- **OBJECTIVE**: Count the lines in the records below that contain the word "JSON", and give only that number.

-- BEGIN --

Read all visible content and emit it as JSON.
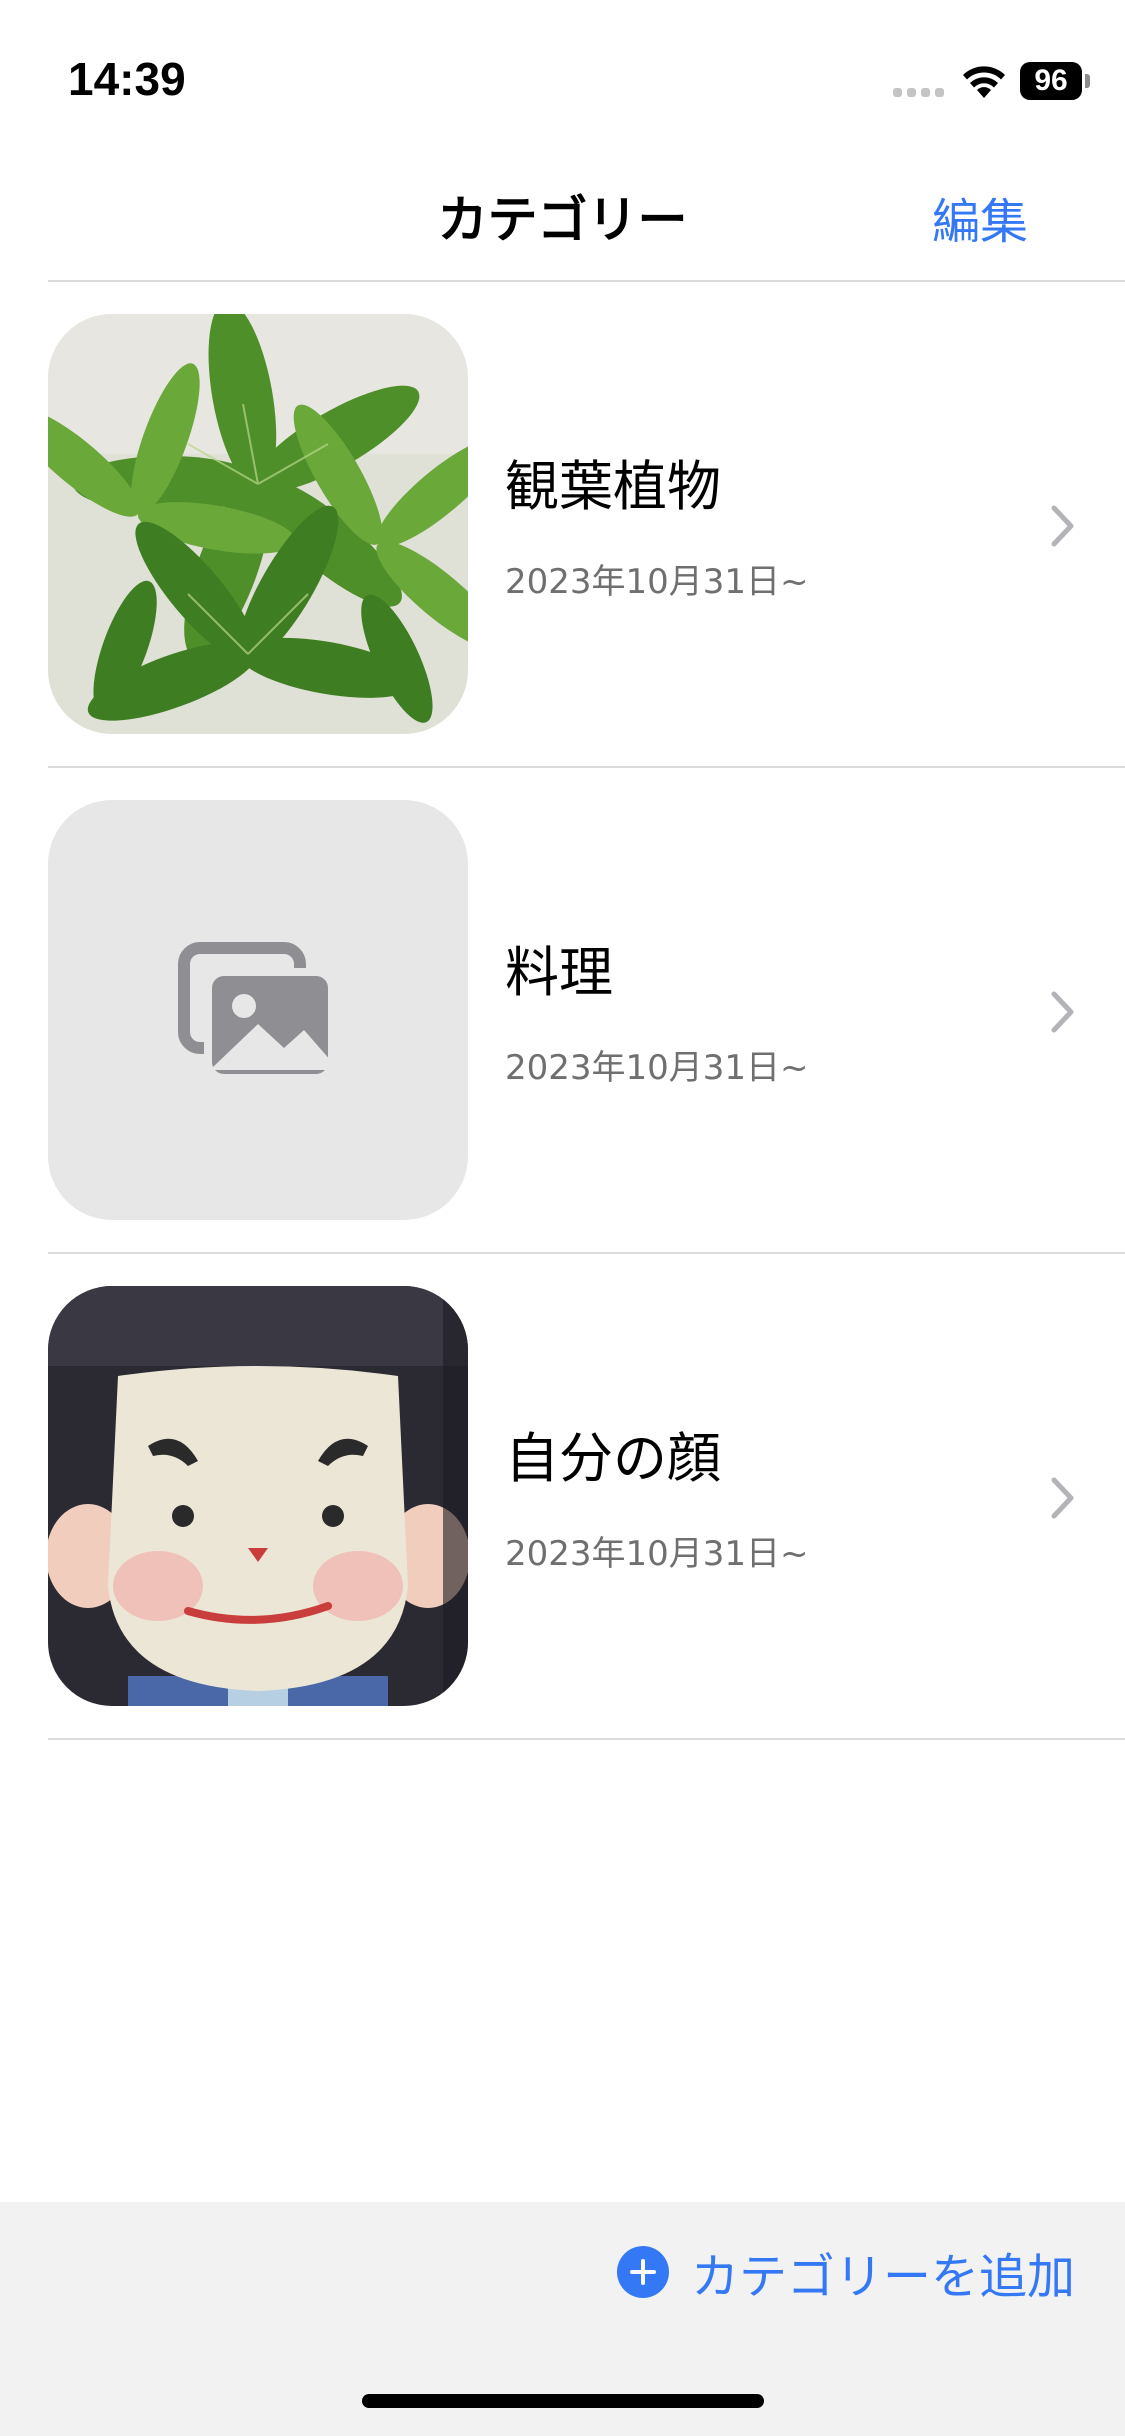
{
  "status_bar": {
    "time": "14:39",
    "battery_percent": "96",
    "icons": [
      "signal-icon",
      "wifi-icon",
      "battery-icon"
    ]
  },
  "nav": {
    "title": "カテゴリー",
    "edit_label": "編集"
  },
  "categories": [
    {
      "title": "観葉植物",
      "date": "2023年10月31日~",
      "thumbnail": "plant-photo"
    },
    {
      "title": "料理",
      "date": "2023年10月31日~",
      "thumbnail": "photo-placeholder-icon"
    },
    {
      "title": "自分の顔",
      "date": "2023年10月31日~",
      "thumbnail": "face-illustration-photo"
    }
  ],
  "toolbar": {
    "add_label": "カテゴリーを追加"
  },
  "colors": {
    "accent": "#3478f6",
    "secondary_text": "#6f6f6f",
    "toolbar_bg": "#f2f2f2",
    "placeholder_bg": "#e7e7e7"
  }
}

-- END --
-- BEGIN --

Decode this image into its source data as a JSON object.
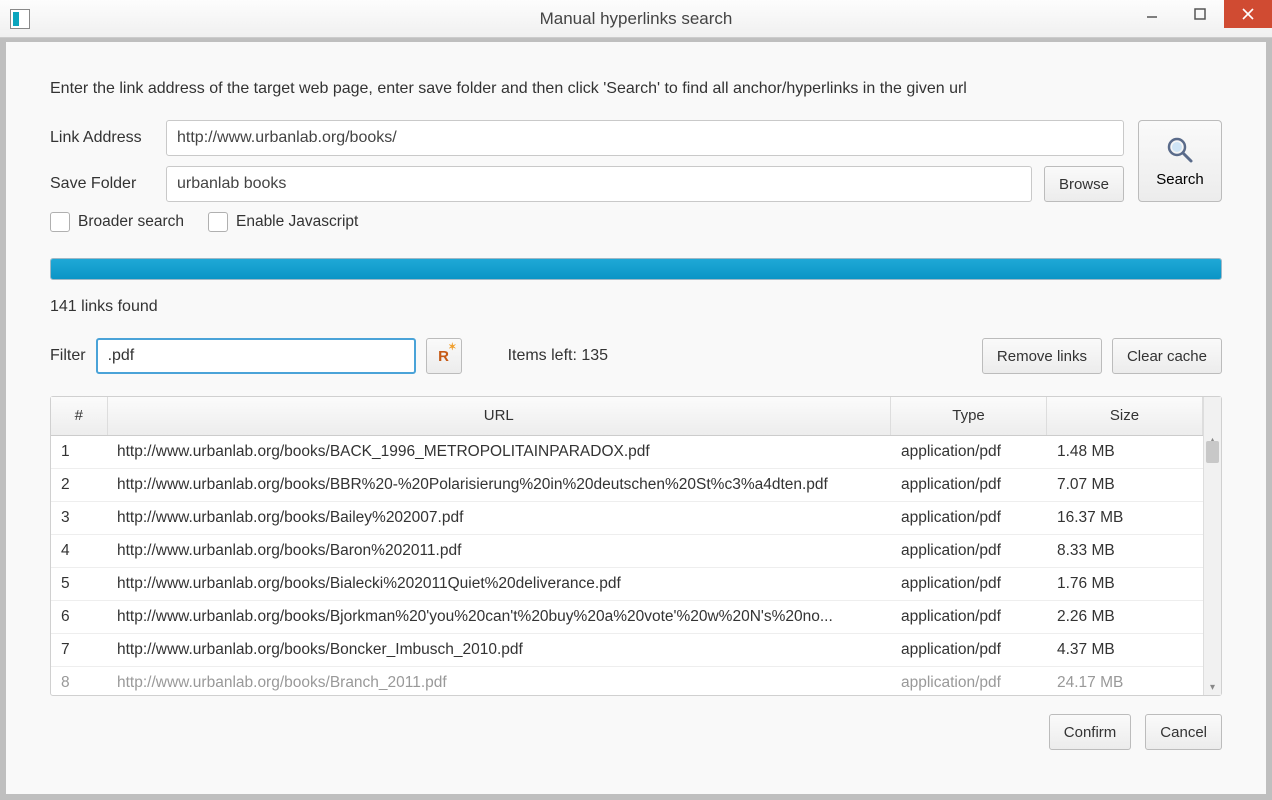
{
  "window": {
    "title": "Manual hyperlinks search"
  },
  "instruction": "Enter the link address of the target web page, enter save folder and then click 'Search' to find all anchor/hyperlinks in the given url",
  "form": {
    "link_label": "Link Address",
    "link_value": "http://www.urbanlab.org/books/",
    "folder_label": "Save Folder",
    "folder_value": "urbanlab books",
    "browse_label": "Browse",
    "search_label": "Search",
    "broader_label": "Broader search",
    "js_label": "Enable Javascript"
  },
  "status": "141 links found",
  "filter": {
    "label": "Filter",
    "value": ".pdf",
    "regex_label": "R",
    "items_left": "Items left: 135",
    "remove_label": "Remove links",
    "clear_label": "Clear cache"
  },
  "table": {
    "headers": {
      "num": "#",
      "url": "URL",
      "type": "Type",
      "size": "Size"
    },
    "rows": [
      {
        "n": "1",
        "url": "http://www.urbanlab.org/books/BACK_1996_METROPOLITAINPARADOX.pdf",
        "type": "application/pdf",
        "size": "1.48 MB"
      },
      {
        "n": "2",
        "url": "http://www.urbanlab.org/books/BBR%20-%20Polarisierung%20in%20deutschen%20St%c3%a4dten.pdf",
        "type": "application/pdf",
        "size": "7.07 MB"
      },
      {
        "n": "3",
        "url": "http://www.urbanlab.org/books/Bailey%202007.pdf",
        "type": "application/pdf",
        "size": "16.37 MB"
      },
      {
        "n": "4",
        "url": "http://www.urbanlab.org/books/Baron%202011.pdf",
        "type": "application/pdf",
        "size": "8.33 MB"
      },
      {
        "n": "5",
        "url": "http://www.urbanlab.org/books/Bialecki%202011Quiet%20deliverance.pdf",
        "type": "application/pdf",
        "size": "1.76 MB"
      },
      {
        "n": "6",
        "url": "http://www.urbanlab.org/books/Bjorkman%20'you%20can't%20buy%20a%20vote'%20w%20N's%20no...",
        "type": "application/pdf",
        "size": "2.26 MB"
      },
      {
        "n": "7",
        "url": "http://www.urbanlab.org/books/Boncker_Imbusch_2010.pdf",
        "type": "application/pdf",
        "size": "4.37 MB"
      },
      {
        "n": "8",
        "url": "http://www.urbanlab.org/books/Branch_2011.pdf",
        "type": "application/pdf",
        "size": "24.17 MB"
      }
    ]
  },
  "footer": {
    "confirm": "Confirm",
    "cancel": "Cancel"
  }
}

-- END --

- **EXERCISE RESULT**: 2